Written request: Find the word "Demostrar" in the listing; pull out each line holding it.

Recorded data:

● ● ● ●

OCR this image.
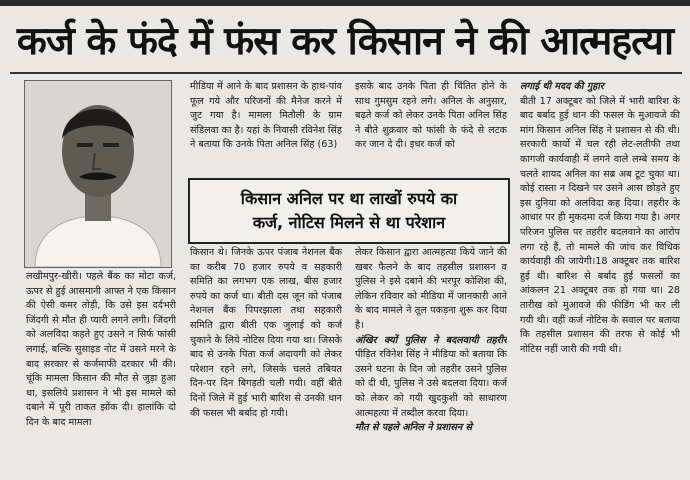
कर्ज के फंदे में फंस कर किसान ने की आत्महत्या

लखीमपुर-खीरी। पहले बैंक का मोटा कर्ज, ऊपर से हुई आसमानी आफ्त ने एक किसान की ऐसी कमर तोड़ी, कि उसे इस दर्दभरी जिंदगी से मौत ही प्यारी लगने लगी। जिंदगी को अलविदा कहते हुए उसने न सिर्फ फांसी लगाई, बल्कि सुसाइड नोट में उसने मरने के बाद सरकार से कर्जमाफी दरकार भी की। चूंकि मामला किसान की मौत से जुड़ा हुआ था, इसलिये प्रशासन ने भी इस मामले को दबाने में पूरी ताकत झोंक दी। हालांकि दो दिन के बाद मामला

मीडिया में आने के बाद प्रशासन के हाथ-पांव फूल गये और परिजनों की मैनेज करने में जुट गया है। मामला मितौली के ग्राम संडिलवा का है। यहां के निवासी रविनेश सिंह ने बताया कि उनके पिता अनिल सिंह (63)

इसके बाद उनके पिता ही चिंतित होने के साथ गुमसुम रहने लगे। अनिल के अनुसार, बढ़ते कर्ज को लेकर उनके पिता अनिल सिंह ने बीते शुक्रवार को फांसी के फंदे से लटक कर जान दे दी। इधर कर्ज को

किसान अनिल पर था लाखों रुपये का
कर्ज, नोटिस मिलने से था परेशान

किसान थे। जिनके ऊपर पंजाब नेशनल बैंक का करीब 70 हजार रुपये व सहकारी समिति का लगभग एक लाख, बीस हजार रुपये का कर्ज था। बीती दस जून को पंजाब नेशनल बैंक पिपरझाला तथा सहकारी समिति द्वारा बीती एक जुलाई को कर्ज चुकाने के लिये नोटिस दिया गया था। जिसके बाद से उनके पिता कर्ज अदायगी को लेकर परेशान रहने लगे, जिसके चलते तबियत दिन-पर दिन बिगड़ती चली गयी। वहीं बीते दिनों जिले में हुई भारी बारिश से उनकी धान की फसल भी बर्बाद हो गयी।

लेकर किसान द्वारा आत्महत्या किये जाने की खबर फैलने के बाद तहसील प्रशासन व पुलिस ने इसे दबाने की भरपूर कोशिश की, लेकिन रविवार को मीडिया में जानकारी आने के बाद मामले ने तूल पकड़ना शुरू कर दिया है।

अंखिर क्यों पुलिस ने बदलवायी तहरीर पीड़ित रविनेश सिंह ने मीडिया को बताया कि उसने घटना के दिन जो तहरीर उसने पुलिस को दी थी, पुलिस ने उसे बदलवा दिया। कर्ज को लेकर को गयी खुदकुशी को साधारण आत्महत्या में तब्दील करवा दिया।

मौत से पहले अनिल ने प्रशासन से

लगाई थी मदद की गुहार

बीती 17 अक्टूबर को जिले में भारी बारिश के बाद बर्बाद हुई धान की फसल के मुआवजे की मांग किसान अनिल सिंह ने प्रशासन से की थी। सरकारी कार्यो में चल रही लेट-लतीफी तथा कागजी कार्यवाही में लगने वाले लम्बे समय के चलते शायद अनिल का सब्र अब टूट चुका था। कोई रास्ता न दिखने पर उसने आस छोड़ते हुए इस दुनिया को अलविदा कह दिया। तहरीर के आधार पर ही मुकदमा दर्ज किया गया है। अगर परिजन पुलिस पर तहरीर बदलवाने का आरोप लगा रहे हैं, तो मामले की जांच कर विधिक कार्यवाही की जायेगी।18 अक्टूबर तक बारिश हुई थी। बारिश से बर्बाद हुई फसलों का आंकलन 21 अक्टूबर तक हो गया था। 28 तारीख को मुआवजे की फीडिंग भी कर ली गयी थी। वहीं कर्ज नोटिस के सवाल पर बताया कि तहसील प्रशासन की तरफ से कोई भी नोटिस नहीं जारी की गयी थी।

● ● ● ●

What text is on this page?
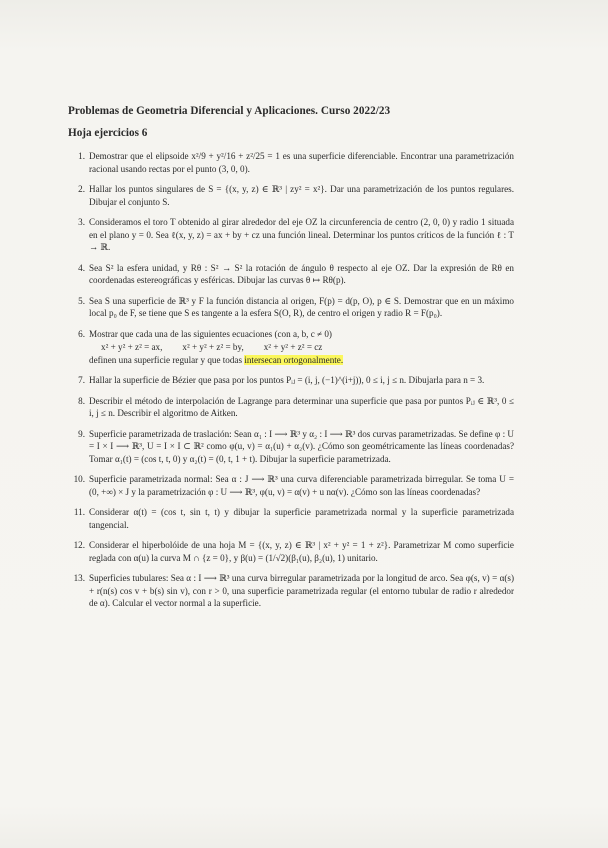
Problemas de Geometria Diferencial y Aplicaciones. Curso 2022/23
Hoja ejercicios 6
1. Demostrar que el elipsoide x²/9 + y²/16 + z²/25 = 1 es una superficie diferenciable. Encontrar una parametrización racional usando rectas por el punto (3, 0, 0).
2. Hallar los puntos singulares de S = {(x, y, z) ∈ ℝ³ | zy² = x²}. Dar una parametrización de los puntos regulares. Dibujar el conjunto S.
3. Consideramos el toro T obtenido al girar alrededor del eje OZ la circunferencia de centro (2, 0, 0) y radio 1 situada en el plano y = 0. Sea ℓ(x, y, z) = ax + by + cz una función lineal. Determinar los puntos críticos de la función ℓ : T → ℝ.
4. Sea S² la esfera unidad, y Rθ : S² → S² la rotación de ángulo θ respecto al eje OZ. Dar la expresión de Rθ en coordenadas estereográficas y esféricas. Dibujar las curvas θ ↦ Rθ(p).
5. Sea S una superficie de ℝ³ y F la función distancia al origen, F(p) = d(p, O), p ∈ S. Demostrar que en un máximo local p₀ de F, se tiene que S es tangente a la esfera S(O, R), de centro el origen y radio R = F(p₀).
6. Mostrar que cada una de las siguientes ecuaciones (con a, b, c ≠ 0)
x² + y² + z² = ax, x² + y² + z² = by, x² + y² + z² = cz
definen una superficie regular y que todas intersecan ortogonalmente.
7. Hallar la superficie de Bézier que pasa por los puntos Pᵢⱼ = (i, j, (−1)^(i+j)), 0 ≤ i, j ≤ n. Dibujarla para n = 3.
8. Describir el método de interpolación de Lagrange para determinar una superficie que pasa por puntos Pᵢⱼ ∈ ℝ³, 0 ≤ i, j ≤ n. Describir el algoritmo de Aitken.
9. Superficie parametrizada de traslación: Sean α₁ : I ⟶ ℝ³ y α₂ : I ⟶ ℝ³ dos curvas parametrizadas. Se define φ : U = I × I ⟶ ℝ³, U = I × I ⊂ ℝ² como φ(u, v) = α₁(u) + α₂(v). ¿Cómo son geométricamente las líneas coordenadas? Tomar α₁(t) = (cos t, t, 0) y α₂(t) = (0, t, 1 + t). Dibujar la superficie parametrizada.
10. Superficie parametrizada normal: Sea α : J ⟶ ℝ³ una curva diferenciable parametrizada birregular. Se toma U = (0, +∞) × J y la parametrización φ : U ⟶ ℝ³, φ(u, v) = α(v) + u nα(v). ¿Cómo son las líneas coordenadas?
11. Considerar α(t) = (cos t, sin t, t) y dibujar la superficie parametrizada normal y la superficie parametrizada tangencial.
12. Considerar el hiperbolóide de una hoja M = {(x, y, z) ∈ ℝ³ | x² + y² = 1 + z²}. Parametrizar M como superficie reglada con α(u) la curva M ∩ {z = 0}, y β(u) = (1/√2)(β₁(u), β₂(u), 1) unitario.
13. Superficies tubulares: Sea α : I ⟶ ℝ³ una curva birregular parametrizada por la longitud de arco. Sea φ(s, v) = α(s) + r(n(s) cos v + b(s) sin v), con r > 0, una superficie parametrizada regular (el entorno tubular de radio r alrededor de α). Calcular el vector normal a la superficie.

● ● ● ●

Exercise output:
1. Demostrar que el elipsoide x²/9 + y²/16 + z²/25 = 1 es una superficie diferenciable. Encontrar una parametrización racional usando rectas por el punto (3, 0, 0).
5. Sea S una superficie de ℝ³ y F la función distancia al origen, F(p) = d(p, O), p ∈ S. Demostrar que en un máximo local p₀ de F, se tiene que S es tangente a la esfera S(O, R), de centro el origen y radio R = F(p₀).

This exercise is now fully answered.